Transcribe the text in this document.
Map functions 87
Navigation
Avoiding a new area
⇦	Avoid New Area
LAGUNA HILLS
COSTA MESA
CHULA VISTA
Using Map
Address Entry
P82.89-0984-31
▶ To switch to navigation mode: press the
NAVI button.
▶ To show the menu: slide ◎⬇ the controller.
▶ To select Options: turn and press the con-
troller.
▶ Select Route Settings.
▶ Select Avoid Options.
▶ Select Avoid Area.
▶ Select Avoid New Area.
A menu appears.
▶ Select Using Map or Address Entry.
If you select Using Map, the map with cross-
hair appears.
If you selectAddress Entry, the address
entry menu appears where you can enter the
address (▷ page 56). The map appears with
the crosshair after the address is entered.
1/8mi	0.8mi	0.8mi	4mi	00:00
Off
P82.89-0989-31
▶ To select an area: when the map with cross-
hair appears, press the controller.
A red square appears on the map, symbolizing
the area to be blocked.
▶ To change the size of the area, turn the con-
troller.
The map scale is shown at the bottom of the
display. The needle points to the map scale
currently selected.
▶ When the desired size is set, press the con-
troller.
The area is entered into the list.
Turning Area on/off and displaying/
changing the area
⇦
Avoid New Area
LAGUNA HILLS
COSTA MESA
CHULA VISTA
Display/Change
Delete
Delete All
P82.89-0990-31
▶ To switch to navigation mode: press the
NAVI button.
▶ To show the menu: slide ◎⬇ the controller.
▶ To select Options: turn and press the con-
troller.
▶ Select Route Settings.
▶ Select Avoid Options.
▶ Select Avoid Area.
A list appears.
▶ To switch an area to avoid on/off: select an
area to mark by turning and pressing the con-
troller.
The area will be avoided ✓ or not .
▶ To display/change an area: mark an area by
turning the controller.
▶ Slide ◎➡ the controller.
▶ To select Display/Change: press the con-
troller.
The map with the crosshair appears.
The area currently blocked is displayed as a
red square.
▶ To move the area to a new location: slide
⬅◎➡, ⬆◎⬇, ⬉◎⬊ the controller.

○ ○ ○ ○ ○ ○ ○

### Task
Identify all lines in the records above with the word "currently".

### The response
currently selected.
The area currently blocked is displayed as a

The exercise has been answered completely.